Give back every line exactly as it appears, pictures excluded.

■ Source data:
>> start

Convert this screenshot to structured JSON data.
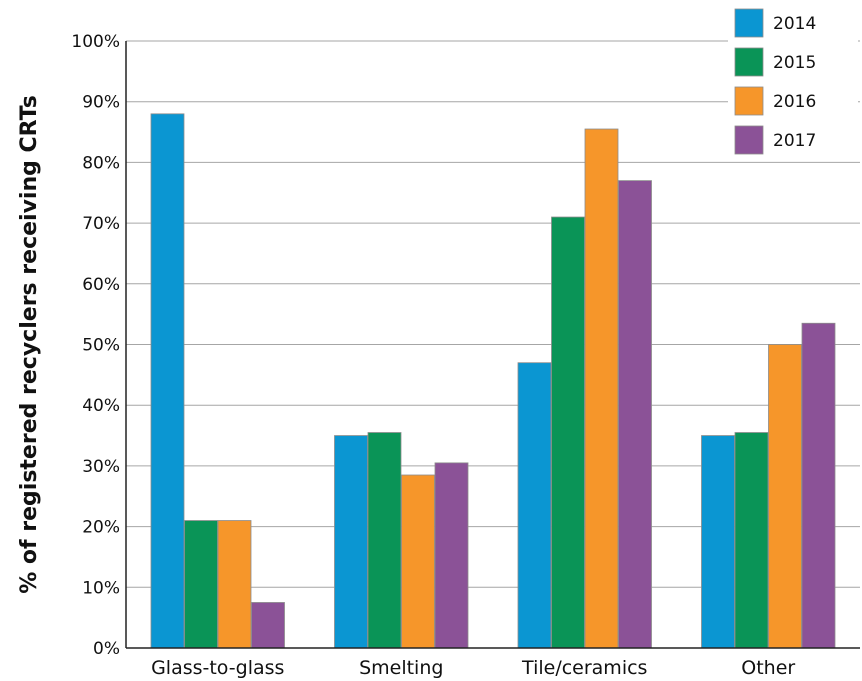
{
  "chart_data": {
    "type": "bar",
    "ylabel": "% of registered recyclers receiving CRTs",
    "xlabel": "",
    "ylim": [
      0,
      100
    ],
    "y_ticks": [
      "0%",
      "10%",
      "20%",
      "30%",
      "40%",
      "50%",
      "60%",
      "70%",
      "80%",
      "90%",
      "100%"
    ],
    "grid": true,
    "legend_position": "top-right",
    "categories": [
      "Glass-to-glass",
      "Smelting",
      "Tile/ceramics",
      "Other"
    ],
    "series": [
      {
        "name": "2014",
        "color": "#0b96d2",
        "values": [
          88,
          35,
          47,
          35
        ]
      },
      {
        "name": "2015",
        "color": "#0a9457",
        "values": [
          21,
          35.5,
          71,
          35.5
        ]
      },
      {
        "name": "2016",
        "color": "#f6962a",
        "values": [
          21,
          28.5,
          85.5,
          50
        ]
      },
      {
        "name": "2017",
        "color": "#8b5297",
        "values": [
          7.5,
          30.5,
          77,
          53.5
        ]
      }
    ]
  }
}
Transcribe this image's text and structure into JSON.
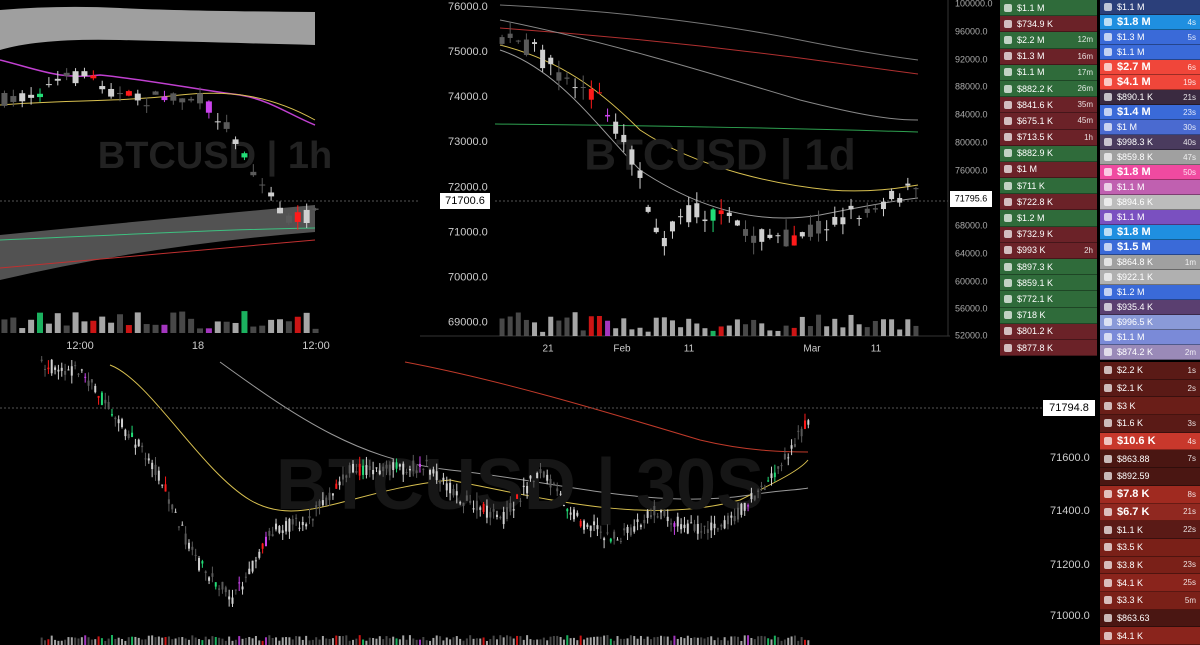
{
  "panels": [
    {
      "watermark": "BTCUSD | 1h",
      "xticks": [
        "12:00",
        "18",
        "12:00"
      ]
    },
    {
      "watermark": "BTCUSD | 1d",
      "yticks": [
        "76000.0",
        "75000.0",
        "74000.0",
        "73000.0",
        "72000.0",
        "71000.0",
        "70000.0",
        "69000.0"
      ],
      "price_label": "71700.6",
      "right_ticks": [
        "100000.0",
        "96000.0",
        "92000.0",
        "88000.0",
        "84000.0",
        "80000.0",
        "76000.0",
        "68000.0",
        "64000.0",
        "60000.0",
        "56000.0",
        "52000.0"
      ],
      "right_label": "71795.6",
      "xticks": [
        "21",
        "Feb",
        "11",
        "Mar",
        "11"
      ]
    },
    {
      "watermark": "BTCUSD | 30S",
      "yticks": [
        "71600.0",
        "71400.0",
        "71200.0",
        "71000.0"
      ],
      "price_label": "71794.8"
    }
  ],
  "list_left": [
    {
      "amount": "$1.1 M",
      "color": "#2f6b3a"
    },
    {
      "amount": "$734.9 K",
      "color": "#6b2228"
    },
    {
      "amount": "$2.2 M",
      "time": "12m",
      "color": "#2f6b3a"
    },
    {
      "amount": "$1.3 M",
      "time": "16m",
      "color": "#6b2228"
    },
    {
      "amount": "$1.1 M",
      "time": "17m",
      "color": "#2f6b3a"
    },
    {
      "amount": "$882.2 K",
      "time": "26m",
      "color": "#2f6b3a"
    },
    {
      "amount": "$841.6 K",
      "time": "35m",
      "color": "#6b2228"
    },
    {
      "amount": "$675.1 K",
      "time": "45m",
      "color": "#6b2228"
    },
    {
      "amount": "$713.5 K",
      "time": "1h",
      "color": "#6b2228"
    },
    {
      "amount": "$882.9 K",
      "color": "#2f6b3a"
    },
    {
      "amount": "$1 M",
      "color": "#6b2228"
    },
    {
      "amount": "$711 K",
      "color": "#2f6b3a"
    },
    {
      "amount": "$722.8 K",
      "color": "#6b2228"
    },
    {
      "amount": "$1.2 M",
      "color": "#2f6b3a"
    },
    {
      "amount": "$732.9 K",
      "color": "#6b2228"
    },
    {
      "amount": "$993 K",
      "time": "2h",
      "color": "#6b2228"
    },
    {
      "amount": "$897.3 K",
      "color": "#2f6b3a"
    },
    {
      "amount": "$859.1 K",
      "color": "#2f6b3a"
    },
    {
      "amount": "$772.1 K",
      "color": "#2f6b3a"
    },
    {
      "amount": "$718 K",
      "color": "#2f6b3a"
    },
    {
      "amount": "$801.2 K",
      "color": "#6b2228"
    },
    {
      "amount": "$877.8 K",
      "color": "#6b2228"
    }
  ],
  "list_right": [
    {
      "amount": "$1.1 M",
      "color": "#2b3f7a"
    },
    {
      "amount": "$1.8 M",
      "time": "4s",
      "color": "#1f8fe0",
      "big": true
    },
    {
      "amount": "$1.3 M",
      "time": "5s",
      "color": "#3a6ad8"
    },
    {
      "amount": "$1.1 M",
      "color": "#3a6ad8"
    },
    {
      "amount": "$2.7 M",
      "time": "6s",
      "color": "#f0463a",
      "big": true
    },
    {
      "amount": "$4.1 M",
      "time": "19s",
      "color": "#f0463a",
      "big": true
    },
    {
      "amount": "$890.1 K",
      "time": "21s",
      "color": "#3a2a40"
    },
    {
      "amount": "$1.4 M",
      "time": "23s",
      "color": "#3a6ad8",
      "big": true
    },
    {
      "amount": "$1 M",
      "time": "30s",
      "color": "#4a6ad0"
    },
    {
      "amount": "$998.3 K",
      "time": "40s",
      "color": "#4a3b5e"
    },
    {
      "amount": "$859.8 K",
      "time": "47s",
      "color": "#a0a0a0"
    },
    {
      "amount": "$1.8 M",
      "time": "50s",
      "color": "#f04aa0",
      "big": true
    },
    {
      "amount": "$1.1 M",
      "color": "#c060b0"
    },
    {
      "amount": "$894.6 K",
      "color": "#bcbcbc"
    },
    {
      "amount": "$1.1 M",
      "color": "#7a50c0"
    },
    {
      "amount": "$1.8 M",
      "color": "#1f8fe0",
      "big": true
    },
    {
      "amount": "$1.5 M",
      "color": "#3a6ad8",
      "big": true
    },
    {
      "amount": "$864.8 K",
      "time": "1m",
      "color": "#a0a0a0"
    },
    {
      "amount": "$922.1 K",
      "color": "#b0b0b0"
    },
    {
      "amount": "$1.2 M",
      "color": "#3a6ad8"
    },
    {
      "amount": "$935.4 K",
      "color": "#5a3f70"
    },
    {
      "amount": "$996.5 K",
      "color": "#8a9ad8"
    },
    {
      "amount": "$1.1 M",
      "color": "#7a8ad8"
    },
    {
      "amount": "$874.2 K",
      "time": "2m",
      "color": "#9a8ab8"
    }
  ],
  "list_bottom": [
    {
      "amount": "$2.2 K",
      "time": "1s",
      "color": "#5a1a16"
    },
    {
      "amount": "$2.1 K",
      "time": "2s",
      "color": "#5a1a16"
    },
    {
      "amount": "$3 K",
      "color": "#6a1e18"
    },
    {
      "amount": "$1.6 K",
      "time": "3s",
      "color": "#5a1a16"
    },
    {
      "amount": "$10.6 K",
      "time": "4s",
      "color": "#c8382c",
      "big": true
    },
    {
      "amount": "$863.88",
      "time": "7s",
      "color": "#4a1612"
    },
    {
      "amount": "$892.59",
      "color": "#4a1612"
    },
    {
      "amount": "$7.8 K",
      "time": "8s",
      "color": "#a02a20",
      "big": true
    },
    {
      "amount": "$6.7 K",
      "time": "21s",
      "color": "#902820",
      "big": true
    },
    {
      "amount": "$1.1 K",
      "time": "22s",
      "color": "#5a1a16"
    },
    {
      "amount": "$3.5 K",
      "color": "#7a2018"
    },
    {
      "amount": "$3.8 K",
      "time": "23s",
      "color": "#7a2018"
    },
    {
      "amount": "$4.1 K",
      "time": "25s",
      "color": "#8a241c"
    },
    {
      "amount": "$3.3 K",
      "time": "5m",
      "color": "#7a2018"
    },
    {
      "amount": "$863.63",
      "color": "#4a1612"
    },
    {
      "amount": "$4.1 K",
      "color": "#8a241c"
    }
  ]
}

>> end

■ Answer for this exercise:
Convert this screenshot to structured JSON data.
{
  "chart_data": {
    "type": "bar",
    "ylabel": "% of registered recyclers receiving CRTs",
    "xlabel": "",
    "ylim": [
      0,
      100
    ],
    "y_ticks": [
      "0%",
      "10%",
      "20%",
      "30%",
      "40%",
      "50%",
      "60%",
      "70%",
      "80%",
      "90%",
      "100%"
    ],
    "grid": true,
    "legend_position": "top-right",
    "categories": [
      "Glass-to-glass",
      "Smelting",
      "Tile/ceramics",
      "Other"
    ],
    "series": [
      {
        "name": "2014",
        "color": "#0b96d2",
        "values": [
          88,
          35,
          47,
          35
        ]
      },
      {
        "name": "2015",
        "color": "#0a9457",
        "values": [
          21,
          35.5,
          71,
          35.5
        ]
      },
      {
        "name": "2016",
        "color": "#f6962a",
        "values": [
          21,
          28.5,
          85.5,
          50
        ]
      },
      {
        "name": "2017",
        "color": "#8b5297",
        "values": [
          7.5,
          30.5,
          77,
          53.5
        ]
      }
    ]
  }
}
Transcribe this image's text and structure into JSON.
{
  "panels": [
    {
      "watermark": "BTCUSD | 1h",
      "xticks": [
        "12:00",
        "18",
        "12:00"
      ]
    },
    {
      "watermark": "BTCUSD | 1d",
      "yticks": [
        "76000.0",
        "75000.0",
        "74000.0",
        "73000.0",
        "72000.0",
        "71000.0",
        "70000.0",
        "69000.0"
      ],
      "price_label": "71700.6",
      "right_ticks": [
        "100000.0",
        "96000.0",
        "92000.0",
        "88000.0",
        "84000.0",
        "80000.0",
        "76000.0",
        "68000.0",
        "64000.0",
        "60000.0",
        "56000.0",
        "52000.0"
      ],
      "right_label": "71795.6",
      "xticks": [
        "21",
        "Feb",
        "11",
        "Mar",
        "11"
      ]
    },
    {
      "watermark": "BTCUSD | 30S",
      "yticks": [
        "71600.0",
        "71400.0",
        "71200.0",
        "71000.0"
      ],
      "price_label": "71794.8"
    }
  ],
  "list_left": [
    {
      "amount": "$1.1 M",
      "color": "#2f6b3a"
    },
    {
      "amount": "$734.9 K",
      "color": "#6b2228"
    },
    {
      "amount": "$2.2 M",
      "time": "12m",
      "color": "#2f6b3a"
    },
    {
      "amount": "$1.3 M",
      "time": "16m",
      "color": "#6b2228"
    },
    {
      "amount": "$1.1 M",
      "time": "17m",
      "color": "#2f6b3a"
    },
    {
      "amount": "$882.2 K",
      "time": "26m",
      "color": "#2f6b3a"
    },
    {
      "amount": "$841.6 K",
      "time": "35m",
      "color": "#6b2228"
    },
    {
      "amount": "$675.1 K",
      "time": "45m",
      "color": "#6b2228"
    },
    {
      "amount": "$713.5 K",
      "time": "1h",
      "color": "#6b2228"
    },
    {
      "amount": "$882.9 K",
      "color": "#2f6b3a"
    },
    {
      "amount": "$1 M",
      "color": "#6b2228"
    },
    {
      "amount": "$711 K",
      "color": "#2f6b3a"
    },
    {
      "amount": "$722.8 K",
      "color": "#6b2228"
    },
    {
      "amount": "$1.2 M",
      "color": "#2f6b3a"
    },
    {
      "amount": "$732.9 K",
      "color": "#6b2228"
    },
    {
      "amount": "$993 K",
      "time": "2h",
      "color": "#6b2228"
    },
    {
      "amount": "$897.3 K",
      "color": "#2f6b3a"
    },
    {
      "amount": "$859.1 K",
      "color": "#2f6b3a"
    },
    {
      "amount": "$772.1 K",
      "color": "#2f6b3a"
    },
    {
      "amount": "$718 K",
      "color": "#2f6b3a"
    },
    {
      "amount": "$801.2 K",
      "color": "#6b2228"
    },
    {
      "amount": "$877.8 K",
      "color": "#6b2228"
    }
  ],
  "list_right": [
    {
      "amount": "$1.1 M",
      "color": "#2b3f7a"
    },
    {
      "amount": "$1.8 M",
      "time": "4s",
      "color": "#1f8fe0",
      "big": true
    },
    {
      "amount": "$1.3 M",
      "time": "5s",
      "color": "#3a6ad8"
    },
    {
      "amount": "$1.1 M",
      "color": "#3a6ad8"
    },
    {
      "amount": "$2.7 M",
      "time": "6s",
      "color": "#f0463a",
      "big": true
    },
    {
      "amount": "$4.1 M",
      "time": "19s",
      "color": "#f0463a",
      "big": true
    },
    {
      "amount": "$890.1 K",
      "time": "21s",
      "color": "#3a2a40"
    },
    {
      "amount": "$1.4 M",
      "time": "23s",
      "color": "#3a6ad8",
      "big": true
    },
    {
      "amount": "$1 M",
      "time": "30s",
      "color": "#4a6ad0"
    },
    {
      "amount": "$998.3 K",
      "time": "40s",
      "color": "#4a3b5e"
    },
    {
      "amount": "$859.8 K",
      "time": "47s",
      "color": "#a0a0a0"
    },
    {
      "amount": "$1.8 M",
      "time": "50s",
      "color": "#f04aa0",
      "big": true
    },
    {
      "amount": "$1.1 M",
      "color": "#c060b0"
    },
    {
      "amount": "$894.6 K",
      "color": "#bcbcbc"
    },
    {
      "amount": "$1.1 M",
      "color": "#7a50c0"
    },
    {
      "amount": "$1.8 M",
      "color": "#1f8fe0",
      "big": true
    },
    {
      "amount": "$1.5 M",
      "color": "#3a6ad8",
      "big": true
    },
    {
      "amount": "$864.8 K",
      "time": "1m",
      "color": "#a0a0a0"
    },
    {
      "amount": "$922.1 K",
      "color": "#b0b0b0"
    },
    {
      "amount": "$1.2 M",
      "color": "#3a6ad8"
    },
    {
      "amount": "$935.4 K",
      "color": "#5a3f70"
    },
    {
      "amount": "$996.5 K",
      "color": "#8a9ad8"
    },
    {
      "amount": "$1.1 M",
      "color": "#7a8ad8"
    },
    {
      "amount": "$874.2 K",
      "time": "2m",
      "color": "#9a8ab8"
    }
  ],
  "list_bottom": [
    {
      "amount": "$2.2 K",
      "time": "1s",
      "color": "#5a1a16"
    },
    {
      "amount": "$2.1 K",
      "time": "2s",
      "color": "#5a1a16"
    },
    {
      "amount": "$3 K",
      "color": "#6a1e18"
    },
    {
      "amount": "$1.6 K",
      "time": "3s",
      "color": "#5a1a16"
    },
    {
      "amount": "$10.6 K",
      "time": "4s",
      "color": "#c8382c",
      "big": true
    },
    {
      "amount": "$863.88",
      "time": "7s",
      "color": "#4a1612"
    },
    {
      "amount": "$892.59",
      "color": "#4a1612"
    },
    {
      "amount": "$7.8 K",
      "time": "8s",
      "color": "#a02a20",
      "big": true
    },
    {
      "amount": "$6.7 K",
      "time": "21s",
      "color": "#902820",
      "big": true
    },
    {
      "amount": "$1.1 K",
      "time": "22s",
      "color": "#5a1a16"
    },
    {
      "amount": "$3.5 K",
      "color": "#7a2018"
    },
    {
      "amount": "$3.8 K",
      "time": "23s",
      "color": "#7a2018"
    },
    {
      "amount": "$4.1 K",
      "time": "25s",
      "color": "#8a241c"
    },
    {
      "amount": "$3.3 K",
      "time": "5m",
      "color": "#7a2018"
    },
    {
      "amount": "$863.63",
      "color": "#4a1612"
    },
    {
      "amount": "$4.1 K",
      "color": "#8a241c"
    }
  ]
}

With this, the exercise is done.